# [Problem set]
**a.** In the thread on mathematical induction, what inequality does the example under "Answer 3" set out to prove?
**b.** Carry the thread on mathematical induction forward from its last sentence.

# [Text shown]
So, in order to see if a property $P$ holds for all natural numbers, you have to check that $P(0)$ holds and all the other implications mentioned. Those are your $A$s and $B$s of your implications, and you already know how to check if an implication is true.

Of course it is impossible to check all the implications one by one. The way to do it is by picking an arbitrary $n$ and look at $P(n)\implies P(n+1)$.

Now, the only way in what the implications that arise when doing induction are true, is when $A$ is true and $B$ is true.

This is because there is a deduction rule which says that:

• If $A$ is true and
• $A\implies B$ is true, then
• $B$ is true

Now, look at the induction axioms. If you have $P(0)$ is true and $P(0)\implies P(1)$is true, you will have $P(1)$ is true. If you have that $P(1)\implies P(2)$ is true as well, you will have $P(2)$ is true, because $P(1)$ is true. And so on.

This agrees with the idea of "causal implication" used in every day conversations. That is "$P(n+1)$ is true because $P(n)$ is".

But in math, with implications this is not always the case.

Answer 3

Let's take a simple example:

Prove that for all integers $n\geq 4,$ $2^n<n!$

In other words, we'd like to show that $P(k)$, which is the statement "$2^k<k!$", is true whenever $k\geq 4$. Our first step is to find a "base case".

# [Data rows]

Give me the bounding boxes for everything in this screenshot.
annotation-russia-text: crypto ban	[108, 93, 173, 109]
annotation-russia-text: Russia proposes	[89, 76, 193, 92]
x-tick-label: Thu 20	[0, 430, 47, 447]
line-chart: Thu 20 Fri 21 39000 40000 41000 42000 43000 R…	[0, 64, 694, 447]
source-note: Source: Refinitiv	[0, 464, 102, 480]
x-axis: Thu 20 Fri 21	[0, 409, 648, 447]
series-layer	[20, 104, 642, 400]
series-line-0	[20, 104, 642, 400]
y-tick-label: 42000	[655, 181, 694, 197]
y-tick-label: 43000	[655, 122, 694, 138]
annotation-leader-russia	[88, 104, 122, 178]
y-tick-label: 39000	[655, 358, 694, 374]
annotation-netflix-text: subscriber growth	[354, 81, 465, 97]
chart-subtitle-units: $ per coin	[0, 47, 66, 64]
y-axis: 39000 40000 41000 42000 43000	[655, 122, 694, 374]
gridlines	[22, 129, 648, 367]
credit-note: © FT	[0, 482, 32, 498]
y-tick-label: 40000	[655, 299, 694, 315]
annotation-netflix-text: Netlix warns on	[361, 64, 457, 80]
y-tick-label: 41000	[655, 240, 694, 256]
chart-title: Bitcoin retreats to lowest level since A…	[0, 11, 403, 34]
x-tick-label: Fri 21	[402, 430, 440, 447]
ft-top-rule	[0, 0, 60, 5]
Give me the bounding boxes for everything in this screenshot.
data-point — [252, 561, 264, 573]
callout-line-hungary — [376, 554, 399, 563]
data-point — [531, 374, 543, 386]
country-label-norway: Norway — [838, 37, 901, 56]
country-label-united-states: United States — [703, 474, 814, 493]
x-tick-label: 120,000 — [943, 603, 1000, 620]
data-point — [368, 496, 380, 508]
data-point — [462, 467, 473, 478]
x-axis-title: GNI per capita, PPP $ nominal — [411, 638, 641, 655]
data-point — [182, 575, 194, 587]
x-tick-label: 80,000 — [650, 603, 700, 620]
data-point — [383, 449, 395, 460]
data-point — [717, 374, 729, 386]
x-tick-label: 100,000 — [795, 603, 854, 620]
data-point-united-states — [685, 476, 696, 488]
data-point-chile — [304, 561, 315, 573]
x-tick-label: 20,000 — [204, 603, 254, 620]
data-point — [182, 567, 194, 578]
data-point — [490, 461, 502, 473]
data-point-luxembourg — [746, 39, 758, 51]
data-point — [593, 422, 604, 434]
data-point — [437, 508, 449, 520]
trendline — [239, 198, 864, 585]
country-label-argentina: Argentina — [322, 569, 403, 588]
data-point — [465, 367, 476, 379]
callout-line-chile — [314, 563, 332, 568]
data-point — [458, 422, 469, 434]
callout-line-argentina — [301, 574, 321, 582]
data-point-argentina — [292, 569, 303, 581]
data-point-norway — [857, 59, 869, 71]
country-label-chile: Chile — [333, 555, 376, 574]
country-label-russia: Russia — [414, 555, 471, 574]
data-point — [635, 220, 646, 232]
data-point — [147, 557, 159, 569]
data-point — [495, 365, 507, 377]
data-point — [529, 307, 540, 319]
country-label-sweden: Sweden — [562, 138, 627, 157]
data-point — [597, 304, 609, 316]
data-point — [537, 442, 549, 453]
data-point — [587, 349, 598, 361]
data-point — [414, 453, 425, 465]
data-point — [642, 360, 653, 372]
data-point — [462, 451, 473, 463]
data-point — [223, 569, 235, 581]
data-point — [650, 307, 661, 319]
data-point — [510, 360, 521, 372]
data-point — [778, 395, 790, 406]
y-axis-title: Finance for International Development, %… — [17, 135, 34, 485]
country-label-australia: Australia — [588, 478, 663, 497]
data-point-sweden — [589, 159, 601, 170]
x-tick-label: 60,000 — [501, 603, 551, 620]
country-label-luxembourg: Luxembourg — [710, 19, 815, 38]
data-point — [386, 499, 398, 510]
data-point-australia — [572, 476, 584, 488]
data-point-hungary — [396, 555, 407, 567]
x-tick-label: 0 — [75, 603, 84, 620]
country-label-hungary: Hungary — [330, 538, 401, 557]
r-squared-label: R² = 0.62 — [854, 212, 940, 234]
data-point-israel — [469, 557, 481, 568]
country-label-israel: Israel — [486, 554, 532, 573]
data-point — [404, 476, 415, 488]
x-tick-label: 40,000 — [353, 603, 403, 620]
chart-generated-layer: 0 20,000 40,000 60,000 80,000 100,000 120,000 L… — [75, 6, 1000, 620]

# [Written answers]
**a.** That $2^n<n!$ for all integers $n\geq 4$.

**b.**
base case: $P(4)$ is true

we may check this one directly. $2^4=16$, and $4!=24$. Since $16<24$, the statement holds

inductive step: $P(k)\Rightarrow P(k+1)$

Now, we begin with any $k$, and proceed under the assumption that $P(k)$ is true. If by assuming that $P(k)$ is true we can come to the conclusion that $P(k+1)$ is as well, then we have shown that $P(k)\Rightarrow P(k+1)$. This is precisely the implication you work with in formal logic: if $P(k)$ is false, then $P(k+1)$ can be either true or false (depending on which $k$ you're talking about). But if $P(k)$ is true, then $P(k+1)$ must be true.

So, assuming that $2^k<k!$, we note: $$ \begin{align} 2^{k+1}&=2\cdot 2^k\\ &<2\cdot k!\\ &<(k+1)\cdot k!\\ &=(k+1)! \end{align} $$ So, $2^{k+1}<(k+1)!$, which tells us that $P(k+1)$ holds, given our assumption of $P(k)$. So, since we know $P(4)$ is true, it must be that $P(k)$ is true for $k=5,6,7,\dots$ which is exactly what we wanted to show.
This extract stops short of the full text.